▸ **Exercise directions**: Every line of the records must be repeated exactly; pictures stay out.

--- START Supplied records ---

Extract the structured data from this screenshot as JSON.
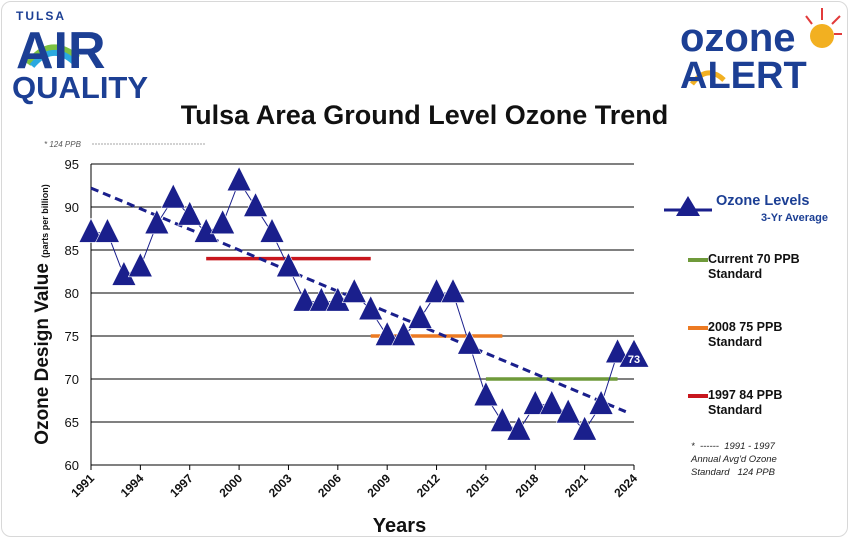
{
  "header": {
    "logo_left": {
      "top": "TULSA",
      "main": "AIR",
      "sub": "QUALITY",
      "colors": [
        "#1c3f94",
        "#2aa9e0",
        "#7cc242"
      ]
    },
    "logo_right": {
      "top": "ozone",
      "main": "ALERT",
      "colors": [
        "#1c3f94",
        "#f2b021",
        "#e23b3b"
      ]
    }
  },
  "chart_data": {
    "type": "line",
    "title": "Tulsa Area Ground Level Ozone Trend",
    "xlabel": "Years",
    "ylabel": "Ozone Design Value",
    "ylabel_unit": "(parts per billion)",
    "xlim": [
      1991,
      2024
    ],
    "ylim": [
      60,
      95
    ],
    "x_ticks": [
      "1991",
      "1994",
      "1997",
      "2000",
      "2003",
      "2006",
      "2009",
      "2012",
      "2015",
      "2018",
      "2021",
      "2024"
    ],
    "y_ticks": [
      60,
      65,
      70,
      75,
      80,
      85,
      90,
      95
    ],
    "grid": "horizontal",
    "series": [
      {
        "name": "Ozone Levels",
        "marker": "triangle",
        "color": "#1a1f8c",
        "x": [
          1991,
          1992,
          1993,
          1994,
          1995,
          1996,
          1997,
          1998,
          1999,
          2000,
          2001,
          2002,
          2003,
          2004,
          2005,
          2006,
          2007,
          2008,
          2009,
          2010,
          2011,
          2012,
          2013,
          2014,
          2015,
          2016,
          2017,
          2018,
          2019,
          2020,
          2021,
          2022,
          2023
        ],
        "values": [
          87,
          87,
          82,
          83,
          88,
          91,
          89,
          87,
          88,
          93,
          90,
          87,
          83,
          79,
          79,
          79,
          80,
          78,
          75,
          75,
          77,
          80,
          80,
          74,
          68,
          65,
          64,
          67,
          67,
          66,
          64,
          67,
          73
        ]
      }
    ],
    "trend": {
      "name": "3-Yr Average",
      "color": "#1a1f8c",
      "x": [
        1991,
        2023.5
      ],
      "values": [
        92.2,
        66.2
      ]
    },
    "standards": [
      {
        "name": "Current 70 PPB Standard",
        "value": 70,
        "x": [
          2015,
          2023
        ],
        "color": "#6f9a3a"
      },
      {
        "name": "2008 75 PPB Standard",
        "value": 75,
        "x": [
          2008,
          2016
        ],
        "color": "#ec7a22"
      },
      {
        "name": "1997 84 PPB Standard",
        "value": 84,
        "x": [
          1998,
          2008
        ],
        "color": "#c8161d"
      }
    ],
    "annotations": {
      "top_left": "* 124 PPB",
      "last_value_label": "73",
      "footnote": "*  ------  1991 - 1997\nAnnual Avg'd Ozone\nStandard   124 PPB"
    },
    "legend": {
      "position": "right"
    }
  }
}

--- END Supplied records ---

▸ **Task output**:
Extract the structured data from this screenshot as JSON.
{
  "header": {
    "logo_left": {
      "top": "TULSA",
      "main": "AIR",
      "sub": "QUALITY",
      "colors": [
        "#1c3f94",
        "#2aa9e0",
        "#7cc242"
      ]
    },
    "logo_right": {
      "top": "ozone",
      "main": "ALERT",
      "colors": [
        "#1c3f94",
        "#f2b021",
        "#e23b3b"
      ]
    }
  },
  "chart_data": {
    "type": "line",
    "title": "Tulsa Area Ground Level Ozone Trend",
    "xlabel": "Years",
    "ylabel": "Ozone Design Value",
    "ylabel_unit": "(parts per billion)",
    "xlim": [
      1991,
      2024
    ],
    "ylim": [
      60,
      95
    ],
    "x_ticks": [
      "1991",
      "1994",
      "1997",
      "2000",
      "2003",
      "2006",
      "2009",
      "2012",
      "2015",
      "2018",
      "2021",
      "2024"
    ],
    "y_ticks": [
      60,
      65,
      70,
      75,
      80,
      85,
      90,
      95
    ],
    "grid": "horizontal",
    "series": [
      {
        "name": "Ozone Levels",
        "marker": "triangle",
        "color": "#1a1f8c",
        "x": [
          1991,
          1992,
          1993,
          1994,
          1995,
          1996,
          1997,
          1998,
          1999,
          2000,
          2001,
          2002,
          2003,
          2004,
          2005,
          2006,
          2007,
          2008,
          2009,
          2010,
          2011,
          2012,
          2013,
          2014,
          2015,
          2016,
          2017,
          2018,
          2019,
          2020,
          2021,
          2022,
          2023
        ],
        "values": [
          87,
          87,
          82,
          83,
          88,
          91,
          89,
          87,
          88,
          93,
          90,
          87,
          83,
          79,
          79,
          79,
          80,
          78,
          75,
          75,
          77,
          80,
          80,
          74,
          68,
          65,
          64,
          67,
          67,
          66,
          64,
          67,
          73
        ]
      }
    ],
    "trend": {
      "name": "3-Yr Average",
      "color": "#1a1f8c",
      "x": [
        1991,
        2023.5
      ],
      "values": [
        92.2,
        66.2
      ]
    },
    "standards": [
      {
        "name": "Current 70 PPB Standard",
        "value": 70,
        "x": [
          2015,
          2023
        ],
        "color": "#6f9a3a"
      },
      {
        "name": "2008 75 PPB Standard",
        "value": 75,
        "x": [
          2008,
          2016
        ],
        "color": "#ec7a22"
      },
      {
        "name": "1997 84 PPB Standard",
        "value": 84,
        "x": [
          1998,
          2008
        ],
        "color": "#c8161d"
      }
    ],
    "annotations": {
      "top_left": "* 124 PPB",
      "last_value_label": "73",
      "footnote": "*  ------  1991 - 1997\nAnnual Avg'd Ozone\nStandard   124 PPB"
    },
    "legend": {
      "position": "right"
    }
  }
}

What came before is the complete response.